## TASKS AND EXERCISES
[A] Could you duplicate the passage in the sermon excerpt on Christ's two natures, starting with "A fourth aspect" and going on through "Father; He is a person."?
[B] Answer these questions from the sermon excerpt on Christ's two natures:
(i) Which verse is cited for Jesus saying, "I and the Father are one"?
(ii) What everyday activity is used to show what the two natures do not do?
(iii) What is the fourth aspect of understanding the union?
[C] Can you resume the sermon excerpt on Christ's two natures after its final sentence?

## DOCUMENT EXTRACT
----
And these words, THELO the verb, THELEMA the noun, being obedient, all emphasize that Jesus has His own volition as a separate person, even in the Trinity, but it is never exercised apart from the whole because Jesus says, "I and the Father are one" in John 10:30. He has to exercise that volition though, in growing spiritually. That is the purpose of Hebrews 2:10, that God the Father is perfecting or bringing to maturity the author of their salvation through sufferings. It is how He handles that testing. 

 

So what we see in terms of the definition is that there are natures in Christ, two distinct substances: one divine and one human. They are united. None of us can explain how that happens, but they are united in the one person of Christ, yet they remain distinct, they don't blend together. And it's not like you're baking bread and you're taking flour and then you're adding sugar and salt and blending it all together; they remain distinct. That means there is no transfer of the attributes from one nature to another. His humanity doesn't leak into His deity; His deity doesn't leak into his humanity. And in some way what Jesus does in hypostatic union is limit His divine attributes. He doesn't give up those divine attributes, but it's like he puts in a firewall and there are only certain times when He accesses His deity to do some certain things. And He doesn't ever do it to solve His human problems, like when He is in the Garden of Gethsemane duties under this incredible pressure He doesn't rely on His divine attributes to solve the problem. A lot of people get confused: Well of course Jesus did not have a problem; He was God, He just handled it. No He didn't, not that way. He handled it out of his humanity the same way you and I do, but there were times when Jesus used his deity to demonstrate that He was God: when He stilled the sea, when there was the storm on got the sea of Galilee; when He changed the water into wine; when He healed people. That demonstrated that He was fully God. 

 

A fourth aspect of our understanding is that the union is a personal union. That means He is a person. He is not just some thing, He is a person with all the attributes and all the nuances of what it means to be a person: that we can communicate with Him, we can talk to Him, He communicates with the Father; He is a person.
----
## DATA SECTION
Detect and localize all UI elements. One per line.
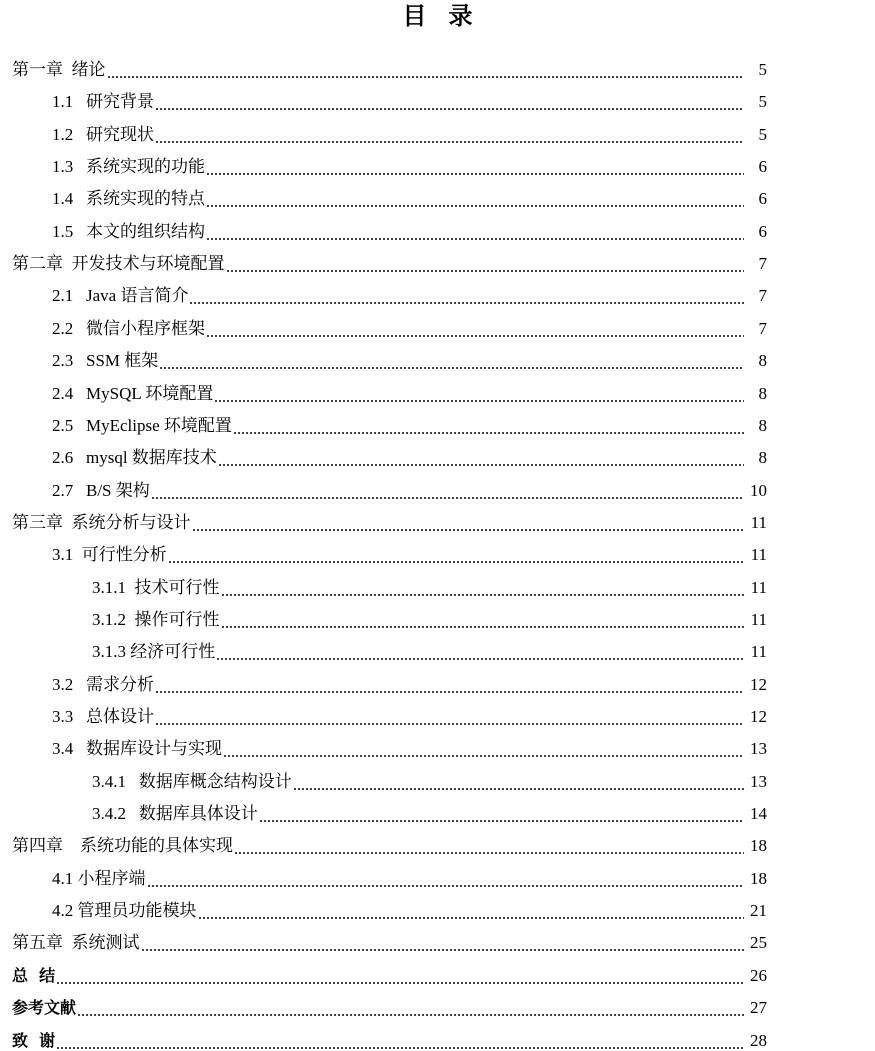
----
## ANSWERS TO THE PROBLEMS
[A]
A fourth aspect of our understanding is that the union is a personal union. That means He is a person. He is not just some thing, He is a person with all the attributes and all the nuances of what it means to be a person: that we can communicate with Him, we can talk to Him, He communicates with the Father; He is a person.

[B]
(i) John 10:30
(ii) Baking bread by taking flour and adding sugar and salt, blending it all together
(iii) That the union is a personal union

[C]
And 5th, there's only one person; there are not two persons in two natures, there are not two natures and one will. There are two natures, undiminished deity and true humanity.

 

And 6th, it is eternal.

 

What are the consequences of this? First of all, one consequence is that there is a communion of the attributes. I'll explain this a couple different ways. First of all, He does things as one person. There is a communion of the attributes in that they are shared with one another, but they do not penetrate one another. It is one person that is doing everything. When Jesus says, "I hunger", that indicates His humanity, but you can't say, well Jesus humanity hungered, but his deity didn't. That is treating Him like some sort of multiple personality. The one person hungers; that's what I'm getting at here. The second thing is the consequences of the hypostatic union concerning his acts, so that those acts are all the act of one person. And a third is that the Man Christ Jesus is the object of worship—not deity side, but the one person of the Lord Jesus Christ, because He is fully God. A fourth the consequence is that Christ can therefore sympathize with us. He has been tested in every area as we are, yet without sin.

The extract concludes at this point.